• _WHAT THE EXERCISE ASKS_
Go through the listing below and gather every line with the word "mich".

• _MATERIAL TO PROCESS_

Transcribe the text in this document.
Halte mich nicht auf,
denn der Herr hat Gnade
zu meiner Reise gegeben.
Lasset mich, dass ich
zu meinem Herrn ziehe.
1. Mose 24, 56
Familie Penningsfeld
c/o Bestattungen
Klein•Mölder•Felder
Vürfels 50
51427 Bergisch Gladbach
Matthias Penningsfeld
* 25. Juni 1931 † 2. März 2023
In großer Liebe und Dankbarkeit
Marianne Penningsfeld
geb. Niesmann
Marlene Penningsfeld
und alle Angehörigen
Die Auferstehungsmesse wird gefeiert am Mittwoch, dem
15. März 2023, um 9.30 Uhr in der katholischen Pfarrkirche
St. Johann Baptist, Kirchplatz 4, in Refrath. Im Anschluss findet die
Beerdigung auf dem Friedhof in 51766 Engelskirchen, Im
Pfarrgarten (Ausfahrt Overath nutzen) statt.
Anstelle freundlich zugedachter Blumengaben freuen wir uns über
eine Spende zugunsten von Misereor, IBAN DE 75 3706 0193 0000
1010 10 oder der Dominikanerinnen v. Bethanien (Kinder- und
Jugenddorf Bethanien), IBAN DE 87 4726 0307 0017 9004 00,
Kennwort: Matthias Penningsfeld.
--
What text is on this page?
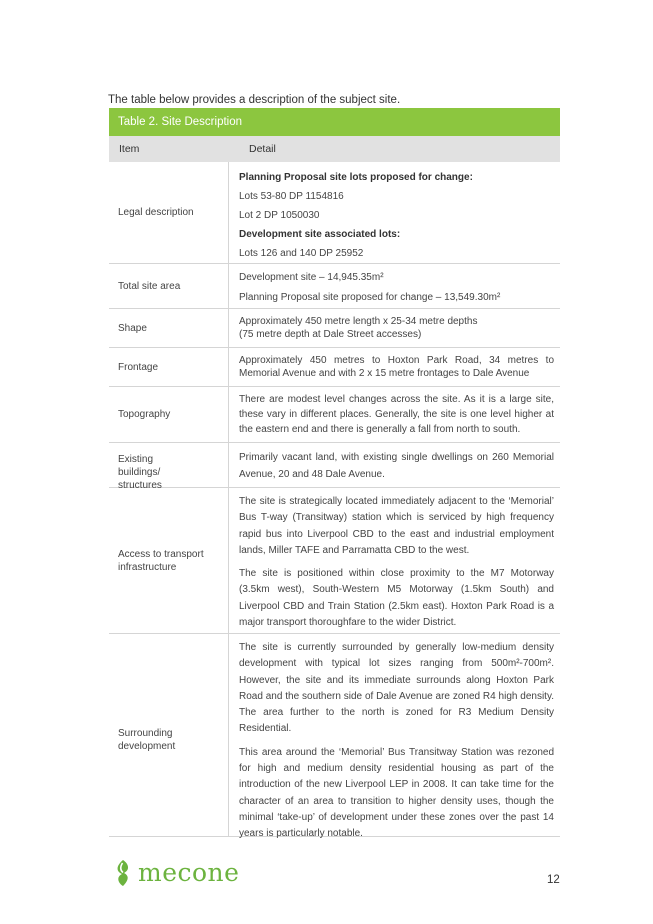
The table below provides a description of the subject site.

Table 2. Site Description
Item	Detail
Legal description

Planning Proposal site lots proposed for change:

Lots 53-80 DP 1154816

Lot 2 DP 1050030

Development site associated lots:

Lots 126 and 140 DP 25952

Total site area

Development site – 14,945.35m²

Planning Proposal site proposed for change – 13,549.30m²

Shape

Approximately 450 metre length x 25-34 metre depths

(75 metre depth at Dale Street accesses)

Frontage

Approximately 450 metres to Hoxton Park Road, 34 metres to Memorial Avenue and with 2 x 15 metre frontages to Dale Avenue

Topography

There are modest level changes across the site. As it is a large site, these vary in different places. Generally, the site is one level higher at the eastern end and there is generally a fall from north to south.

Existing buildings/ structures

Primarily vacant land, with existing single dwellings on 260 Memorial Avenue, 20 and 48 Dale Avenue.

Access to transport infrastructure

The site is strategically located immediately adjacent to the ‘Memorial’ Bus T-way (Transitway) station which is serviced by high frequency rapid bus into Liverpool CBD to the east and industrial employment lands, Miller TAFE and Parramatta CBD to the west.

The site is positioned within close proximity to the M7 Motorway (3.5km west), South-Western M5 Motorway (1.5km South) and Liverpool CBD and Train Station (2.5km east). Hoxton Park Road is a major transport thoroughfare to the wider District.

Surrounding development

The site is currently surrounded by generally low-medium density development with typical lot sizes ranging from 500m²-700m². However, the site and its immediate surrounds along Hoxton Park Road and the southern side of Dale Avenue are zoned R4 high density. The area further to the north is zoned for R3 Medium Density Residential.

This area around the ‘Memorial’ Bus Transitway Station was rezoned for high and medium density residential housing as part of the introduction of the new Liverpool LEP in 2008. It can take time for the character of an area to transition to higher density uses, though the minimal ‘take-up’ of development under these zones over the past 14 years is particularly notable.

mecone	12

• _COMPLETE RESPONSE_
Halte mich nicht auf,
Lasset mich, dass ich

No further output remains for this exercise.